## START Data section
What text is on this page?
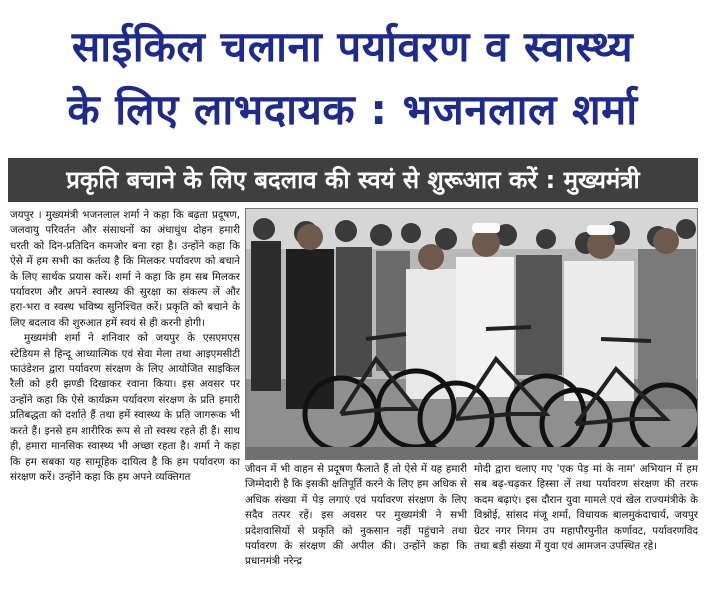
साईकिल चलाना पर्यावरण व स्वास्थ्य
के लिए लाभदायक : भजनलाल शर्मा
प्रकृति बचाने के लिए बदलाव की स्वयं से शुरूआत करें : मुख्यमंत्री

जयपुर । मुख्यमंत्री भजनलाल शर्मा ने कहा कि बढ़ता प्रदूषण, जलवायु परिवर्तन और संसाधनों का अंधाधुंध दोहन हमारी धरती को दिन-प्रतिदिन कमजोर बना रहा है। उन्होंने कहा कि ऐसे में हम सभी का कर्तव्य है कि मिलकर पर्यावरण को बचाने के लिए सार्थक प्रयास करें। शर्मा ने कहा कि हम सब मिलकर पर्यावरण और अपने स्वास्थ्य की सुरक्षा का संकल्प लें और हरा-भरा व स्वस्थ भविष्य सुनिश्चित करें। प्रकृति को बचाने के लिए बदलाव की शुरुआत हमें स्वयं से ही करनी होगी।

मुख्यमंत्री शर्मा ने शनिवार को जयपुर के एसएमएस स्टेडियम से हिन्दू आध्यात्मिक एवं सेवा मेला तथा आइएमसीटी फाउंडेशन द्वारा पर्यावरण संरक्षण के लिए आयोजित साइकिल रैली को हरी झण्डी दिखाकर रवाना किया। इस अवसर पर उन्होंने कहा कि ऐसे कार्यक्रम पर्यावरण संरक्षण के प्रति हमारी प्रतिबद्धता को दर्शाते हैं तथा हमें स्वास्थ्य के प्रति जागरूक भी करते हैं। इनसे हम शारीरिक रूप से तो स्वस्थ रहते ही हैं। साथ ही, हमारा मानसिक स्वास्थ्य भी अच्छा रहता है। शर्मा ने कहा कि हम सबका यह सामूहिक दायित्व है कि हम पर्यावरण का संरक्षण करें। उन्होंने कहा कि हम अपने व्यक्तिगत

जीवन में भी वाहन से प्रदूषण फैलाते हैं तो ऐसे में यह हमारी जिम्मेदारी है कि इसकी क्षतिपूर्ति करने के लिए हम अधिक से अधिक संख्या में पेड़ लगाएं एवं पर्यावरण संरक्षण के लिए सदैव तत्पर रहें। इस अवसर पर मुख्यमंत्री ने सभी प्रदेशवासियों से प्रकृति को नुकसान नहीं पहुंचाने तथा पर्यावरण के संरक्षण की अपील की। उन्होंने कहा कि प्रधानमंत्री नरेन्द्र
मोदी द्वारा चलाए गए 'एक पेड़ मां के नाम' अभियान में हम सब बढ़-चढ़कर हिस्सा लें तथा पर्यावरण संरक्षण की तरफ कदम बढ़ाएं। इस दौरान युवा मामले एवं खेल राज्यमंत्रीके के विश्नोई, सांसद मंजू शर्मा, विधायक बालमुकंदाचार्य, जयपुर ग्रेटर नगर निगम उप महापौरपुनीत कर्णावट, पर्यावरणविद तथा बड़ी संख्या में युवा एवं आमजन उपस्थित रहे।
## END Data section
Aim - Reproduce all of the material exactly, apart from the pictures.

Full answer -
What text is on this page?
साईकिल चलाना पर्यावरण व स्वास्थ्य
के लिए लाभदायक : भजनलाल शर्मा
प्रकृति बचाने के लिए बदलाव की स्वयं से शुरूआत करें : मुख्यमंत्री

जयपुर । मुख्यमंत्री भजनलाल शर्मा ने कहा कि बढ़ता प्रदूषण, जलवायु परिवर्तन और संसाधनों का अंधाधुंध दोहन हमारी धरती को दिन-प्रतिदिन कमजोर बना रहा है। उन्होंने कहा कि ऐसे में हम सभी का कर्तव्य है कि मिलकर पर्यावरण को बचाने के लिए सार्थक प्रयास करें। शर्मा ने कहा कि हम सब मिलकर पर्यावरण और अपने स्वास्थ्य की सुरक्षा का संकल्प लें और हरा-भरा व स्वस्थ भविष्य सुनिश्चित करें। प्रकृति को बचाने के लिए बदलाव की शुरुआत हमें स्वयं से ही करनी होगी।

मुख्यमंत्री शर्मा ने शनिवार को जयपुर के एसएमएस स्टेडियम से हिन्दू आध्यात्मिक एवं सेवा मेला तथा आइएमसीटी फाउंडेशन द्वारा पर्यावरण संरक्षण के लिए आयोजित साइकिल रैली को हरी झण्डी दिखाकर रवाना किया। इस अवसर पर उन्होंने कहा कि ऐसे कार्यक्रम पर्यावरण संरक्षण के प्रति हमारी प्रतिबद्धता को दर्शाते हैं तथा हमें स्वास्थ्य के प्रति जागरूक भी करते हैं। इनसे हम शारीरिक रूप से तो स्वस्थ रहते ही हैं। साथ ही, हमारा मानसिक स्वास्थ्य भी अच्छा रहता है। शर्मा ने कहा कि हम सबका यह सामूहिक दायित्व है कि हम पर्यावरण का संरक्षण करें। उन्होंने कहा कि हम अपने व्यक्तिगत

जीवन में भी वाहन से प्रदूषण फैलाते हैं तो ऐसे में यह हमारी जिम्मेदारी है कि इसकी क्षतिपूर्ति करने के लिए हम अधिक से अधिक संख्या में पेड़ लगाएं एवं पर्यावरण संरक्षण के लिए सदैव तत्पर रहें। इस अवसर पर मुख्यमंत्री ने सभी प्रदेशवासियों से प्रकृति को नुकसान नहीं पहुंचाने तथा पर्यावरण के संरक्षण की अपील की। उन्होंने कहा कि प्रधानमंत्री नरेन्द्र
मोदी द्वारा चलाए गए 'एक पेड़ मां के नाम' अभियान में हम सब बढ़-चढ़कर हिस्सा लें तथा पर्यावरण संरक्षण की तरफ कदम बढ़ाएं। इस दौरान युवा मामले एवं खेल राज्यमंत्रीके के विश्नोई, सांसद मंजू शर्मा, विधायक बालमुकंदाचार्य, जयपुर ग्रेटर नगर निगम उप महापौरपुनीत कर्णावट, पर्यावरणविद तथा बड़ी संख्या में युवा एवं आमजन उपस्थित रहे।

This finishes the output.